_Stated problem_.
Can you output the lines below exactly as they appear, starting at the first line and ending at the line that contains "layers-icon — [749, 219, 760, 230]"?

Layout element entry lines
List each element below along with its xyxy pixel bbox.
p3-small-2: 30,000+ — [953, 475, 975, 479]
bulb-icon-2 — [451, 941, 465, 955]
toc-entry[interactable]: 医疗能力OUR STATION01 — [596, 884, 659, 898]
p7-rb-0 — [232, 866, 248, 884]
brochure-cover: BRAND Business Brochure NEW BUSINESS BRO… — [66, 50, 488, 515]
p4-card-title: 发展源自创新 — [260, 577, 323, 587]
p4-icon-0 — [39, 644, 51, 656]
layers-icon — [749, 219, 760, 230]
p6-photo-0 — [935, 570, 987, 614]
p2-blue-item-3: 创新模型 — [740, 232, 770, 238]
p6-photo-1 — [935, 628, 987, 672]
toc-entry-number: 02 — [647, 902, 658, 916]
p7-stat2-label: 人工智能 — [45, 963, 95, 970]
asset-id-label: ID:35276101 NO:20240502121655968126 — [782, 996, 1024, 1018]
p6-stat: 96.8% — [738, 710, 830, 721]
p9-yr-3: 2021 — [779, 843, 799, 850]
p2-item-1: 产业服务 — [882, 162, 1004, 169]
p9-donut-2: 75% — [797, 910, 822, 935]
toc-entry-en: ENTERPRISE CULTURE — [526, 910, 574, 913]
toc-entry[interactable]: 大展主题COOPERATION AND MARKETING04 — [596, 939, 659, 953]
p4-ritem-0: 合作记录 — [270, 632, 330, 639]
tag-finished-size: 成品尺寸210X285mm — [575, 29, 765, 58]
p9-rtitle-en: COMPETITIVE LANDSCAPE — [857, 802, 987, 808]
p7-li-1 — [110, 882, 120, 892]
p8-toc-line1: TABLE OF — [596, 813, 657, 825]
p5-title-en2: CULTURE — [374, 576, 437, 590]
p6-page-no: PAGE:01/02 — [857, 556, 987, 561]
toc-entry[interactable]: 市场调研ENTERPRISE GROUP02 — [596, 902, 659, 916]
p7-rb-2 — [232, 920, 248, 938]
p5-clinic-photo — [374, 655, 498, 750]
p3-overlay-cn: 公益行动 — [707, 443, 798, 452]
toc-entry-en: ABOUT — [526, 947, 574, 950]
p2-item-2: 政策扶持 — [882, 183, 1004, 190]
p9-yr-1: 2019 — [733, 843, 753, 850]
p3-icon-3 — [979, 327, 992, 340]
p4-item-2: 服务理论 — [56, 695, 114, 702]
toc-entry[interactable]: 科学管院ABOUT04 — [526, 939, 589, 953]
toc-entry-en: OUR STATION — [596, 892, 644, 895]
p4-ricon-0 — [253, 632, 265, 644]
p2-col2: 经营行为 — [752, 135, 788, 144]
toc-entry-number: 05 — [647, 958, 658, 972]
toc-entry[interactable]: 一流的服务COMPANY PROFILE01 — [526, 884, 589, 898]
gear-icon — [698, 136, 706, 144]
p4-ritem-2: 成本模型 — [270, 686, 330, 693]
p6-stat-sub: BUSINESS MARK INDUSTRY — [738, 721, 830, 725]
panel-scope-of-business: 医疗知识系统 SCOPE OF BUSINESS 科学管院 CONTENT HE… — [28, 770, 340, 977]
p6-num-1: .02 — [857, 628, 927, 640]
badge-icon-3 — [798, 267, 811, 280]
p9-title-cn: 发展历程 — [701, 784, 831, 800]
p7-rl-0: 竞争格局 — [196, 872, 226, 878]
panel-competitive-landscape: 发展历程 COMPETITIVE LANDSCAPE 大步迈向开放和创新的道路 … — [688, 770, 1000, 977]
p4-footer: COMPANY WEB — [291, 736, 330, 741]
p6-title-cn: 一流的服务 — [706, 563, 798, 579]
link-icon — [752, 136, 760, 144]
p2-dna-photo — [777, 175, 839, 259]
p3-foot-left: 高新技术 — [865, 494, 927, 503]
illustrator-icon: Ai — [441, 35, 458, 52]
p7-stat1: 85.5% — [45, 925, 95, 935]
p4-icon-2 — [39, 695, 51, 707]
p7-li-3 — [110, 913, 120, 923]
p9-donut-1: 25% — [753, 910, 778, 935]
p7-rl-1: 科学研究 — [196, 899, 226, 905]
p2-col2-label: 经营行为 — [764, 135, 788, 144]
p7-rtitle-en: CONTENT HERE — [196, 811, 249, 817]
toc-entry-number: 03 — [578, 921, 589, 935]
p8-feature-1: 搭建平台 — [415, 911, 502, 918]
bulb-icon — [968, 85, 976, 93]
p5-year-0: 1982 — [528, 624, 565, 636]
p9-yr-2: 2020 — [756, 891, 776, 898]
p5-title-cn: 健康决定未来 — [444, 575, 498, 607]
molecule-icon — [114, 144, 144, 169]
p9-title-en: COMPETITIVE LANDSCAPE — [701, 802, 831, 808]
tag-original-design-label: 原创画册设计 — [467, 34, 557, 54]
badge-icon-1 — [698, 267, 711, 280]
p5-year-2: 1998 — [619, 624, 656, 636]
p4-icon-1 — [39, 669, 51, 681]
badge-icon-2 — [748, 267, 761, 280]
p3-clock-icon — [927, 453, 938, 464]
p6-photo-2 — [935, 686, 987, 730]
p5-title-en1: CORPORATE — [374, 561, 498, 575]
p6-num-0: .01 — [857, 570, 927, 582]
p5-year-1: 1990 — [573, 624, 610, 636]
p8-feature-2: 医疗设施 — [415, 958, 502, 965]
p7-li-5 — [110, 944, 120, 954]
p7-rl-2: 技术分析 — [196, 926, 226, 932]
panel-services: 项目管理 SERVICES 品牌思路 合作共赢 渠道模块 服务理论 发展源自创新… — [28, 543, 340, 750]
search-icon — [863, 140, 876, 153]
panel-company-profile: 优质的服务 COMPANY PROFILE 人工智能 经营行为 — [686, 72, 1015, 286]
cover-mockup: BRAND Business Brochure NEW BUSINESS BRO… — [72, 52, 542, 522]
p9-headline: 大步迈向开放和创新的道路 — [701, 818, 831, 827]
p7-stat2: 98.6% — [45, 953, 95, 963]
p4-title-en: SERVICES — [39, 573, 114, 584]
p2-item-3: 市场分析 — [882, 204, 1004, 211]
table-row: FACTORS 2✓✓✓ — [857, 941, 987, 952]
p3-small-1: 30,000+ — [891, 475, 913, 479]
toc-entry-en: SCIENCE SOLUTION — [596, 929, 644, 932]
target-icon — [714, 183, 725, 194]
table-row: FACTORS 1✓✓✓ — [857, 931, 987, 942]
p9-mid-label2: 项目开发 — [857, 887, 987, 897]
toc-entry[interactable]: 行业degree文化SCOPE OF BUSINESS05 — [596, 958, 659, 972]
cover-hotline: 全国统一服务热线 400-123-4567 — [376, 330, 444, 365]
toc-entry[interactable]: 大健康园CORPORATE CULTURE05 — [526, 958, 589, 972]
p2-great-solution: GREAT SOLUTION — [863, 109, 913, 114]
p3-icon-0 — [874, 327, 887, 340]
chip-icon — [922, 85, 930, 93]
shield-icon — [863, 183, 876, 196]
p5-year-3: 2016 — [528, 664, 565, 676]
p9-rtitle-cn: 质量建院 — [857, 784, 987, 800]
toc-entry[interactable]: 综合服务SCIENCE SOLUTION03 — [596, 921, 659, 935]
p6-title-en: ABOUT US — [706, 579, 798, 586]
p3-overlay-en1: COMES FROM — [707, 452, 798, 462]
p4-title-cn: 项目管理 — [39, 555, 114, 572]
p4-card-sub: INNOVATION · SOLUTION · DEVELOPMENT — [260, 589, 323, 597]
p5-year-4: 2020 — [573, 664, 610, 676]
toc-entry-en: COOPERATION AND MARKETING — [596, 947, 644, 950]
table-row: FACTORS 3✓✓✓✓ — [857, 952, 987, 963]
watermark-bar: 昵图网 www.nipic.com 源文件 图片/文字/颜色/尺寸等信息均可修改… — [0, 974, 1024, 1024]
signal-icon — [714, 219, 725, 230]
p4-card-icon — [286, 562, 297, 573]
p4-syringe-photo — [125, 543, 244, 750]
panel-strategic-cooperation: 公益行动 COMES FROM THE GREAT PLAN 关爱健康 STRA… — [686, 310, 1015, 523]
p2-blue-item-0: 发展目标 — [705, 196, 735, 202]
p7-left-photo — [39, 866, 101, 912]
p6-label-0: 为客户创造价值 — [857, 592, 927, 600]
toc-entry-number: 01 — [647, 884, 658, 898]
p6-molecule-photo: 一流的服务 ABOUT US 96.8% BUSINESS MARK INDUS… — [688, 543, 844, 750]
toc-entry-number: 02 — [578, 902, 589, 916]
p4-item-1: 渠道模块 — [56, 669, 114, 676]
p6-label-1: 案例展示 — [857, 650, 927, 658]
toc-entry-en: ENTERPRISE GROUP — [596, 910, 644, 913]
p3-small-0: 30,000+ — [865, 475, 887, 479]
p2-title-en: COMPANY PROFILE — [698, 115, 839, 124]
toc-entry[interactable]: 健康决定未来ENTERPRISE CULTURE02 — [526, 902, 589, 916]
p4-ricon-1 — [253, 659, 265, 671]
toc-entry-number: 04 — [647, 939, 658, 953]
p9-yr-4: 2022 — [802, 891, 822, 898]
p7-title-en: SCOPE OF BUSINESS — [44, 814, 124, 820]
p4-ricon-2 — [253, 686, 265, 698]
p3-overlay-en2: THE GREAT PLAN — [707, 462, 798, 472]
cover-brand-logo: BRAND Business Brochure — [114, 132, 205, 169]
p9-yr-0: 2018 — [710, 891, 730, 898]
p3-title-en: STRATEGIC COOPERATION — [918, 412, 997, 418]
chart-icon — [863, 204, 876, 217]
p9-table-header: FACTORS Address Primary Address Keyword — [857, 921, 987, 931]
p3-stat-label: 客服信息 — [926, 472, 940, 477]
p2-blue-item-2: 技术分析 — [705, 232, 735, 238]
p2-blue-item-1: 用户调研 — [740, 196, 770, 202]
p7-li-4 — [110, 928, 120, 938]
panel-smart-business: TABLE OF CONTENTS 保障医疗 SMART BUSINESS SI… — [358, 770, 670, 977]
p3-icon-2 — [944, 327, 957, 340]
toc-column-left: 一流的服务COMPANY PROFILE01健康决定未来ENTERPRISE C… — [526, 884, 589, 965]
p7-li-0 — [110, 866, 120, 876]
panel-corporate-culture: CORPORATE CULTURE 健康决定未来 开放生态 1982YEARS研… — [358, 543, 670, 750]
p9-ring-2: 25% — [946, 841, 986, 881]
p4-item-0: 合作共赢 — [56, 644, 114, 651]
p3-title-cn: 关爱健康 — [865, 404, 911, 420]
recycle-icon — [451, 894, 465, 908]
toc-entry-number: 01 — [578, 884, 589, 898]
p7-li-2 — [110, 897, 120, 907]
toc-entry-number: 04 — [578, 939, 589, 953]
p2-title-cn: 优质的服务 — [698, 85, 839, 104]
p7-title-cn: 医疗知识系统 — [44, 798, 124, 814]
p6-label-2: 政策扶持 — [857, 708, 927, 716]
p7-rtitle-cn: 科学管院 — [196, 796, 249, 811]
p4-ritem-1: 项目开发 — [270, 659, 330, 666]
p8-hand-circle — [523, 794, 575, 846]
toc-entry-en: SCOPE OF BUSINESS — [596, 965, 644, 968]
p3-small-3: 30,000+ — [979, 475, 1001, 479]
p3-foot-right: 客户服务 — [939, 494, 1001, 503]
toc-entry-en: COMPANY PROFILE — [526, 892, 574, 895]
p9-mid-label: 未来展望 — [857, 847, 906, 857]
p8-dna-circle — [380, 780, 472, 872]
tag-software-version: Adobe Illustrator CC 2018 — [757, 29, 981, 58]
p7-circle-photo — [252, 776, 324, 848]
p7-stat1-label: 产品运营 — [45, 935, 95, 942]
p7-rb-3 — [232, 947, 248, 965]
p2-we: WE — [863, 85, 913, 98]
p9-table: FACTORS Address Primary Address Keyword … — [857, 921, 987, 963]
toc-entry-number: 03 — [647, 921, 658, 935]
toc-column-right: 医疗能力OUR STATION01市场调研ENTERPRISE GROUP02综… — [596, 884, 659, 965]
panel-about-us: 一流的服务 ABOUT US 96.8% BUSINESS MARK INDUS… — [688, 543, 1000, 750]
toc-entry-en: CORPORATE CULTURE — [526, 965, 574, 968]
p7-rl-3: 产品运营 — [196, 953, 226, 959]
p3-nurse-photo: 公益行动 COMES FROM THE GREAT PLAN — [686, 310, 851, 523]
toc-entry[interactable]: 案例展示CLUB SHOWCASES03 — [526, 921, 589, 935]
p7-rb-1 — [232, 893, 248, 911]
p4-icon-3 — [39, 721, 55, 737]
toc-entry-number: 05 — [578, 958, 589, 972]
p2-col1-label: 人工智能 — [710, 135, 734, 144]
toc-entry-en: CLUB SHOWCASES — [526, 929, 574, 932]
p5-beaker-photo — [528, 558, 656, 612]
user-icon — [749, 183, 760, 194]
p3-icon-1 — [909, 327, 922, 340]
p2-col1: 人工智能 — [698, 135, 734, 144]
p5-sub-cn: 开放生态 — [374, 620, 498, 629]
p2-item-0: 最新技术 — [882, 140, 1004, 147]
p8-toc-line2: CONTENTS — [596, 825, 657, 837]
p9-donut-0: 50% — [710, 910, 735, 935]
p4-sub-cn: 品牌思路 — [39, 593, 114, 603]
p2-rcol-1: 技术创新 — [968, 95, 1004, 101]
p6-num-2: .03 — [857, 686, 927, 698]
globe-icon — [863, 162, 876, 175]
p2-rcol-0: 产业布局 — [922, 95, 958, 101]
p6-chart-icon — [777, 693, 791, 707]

_Response to the exercise_.
List each element below along with its xyxy pixel bbox.
p3-small-2: 30,000+ — [953, 475, 975, 479]
bulb-icon-2 — [451, 941, 465, 955]
toc-entry[interactable]: 医疗能力OUR STATION01 — [596, 884, 659, 898]
p7-rb-0 — [232, 866, 248, 884]
brochure-cover: BRAND Business Brochure NEW BUSINESS BRO… — [66, 50, 488, 515]
p4-card-title: 发展源自创新 — [260, 577, 323, 587]
p4-icon-0 — [39, 644, 51, 656]
layers-icon — [749, 219, 760, 230]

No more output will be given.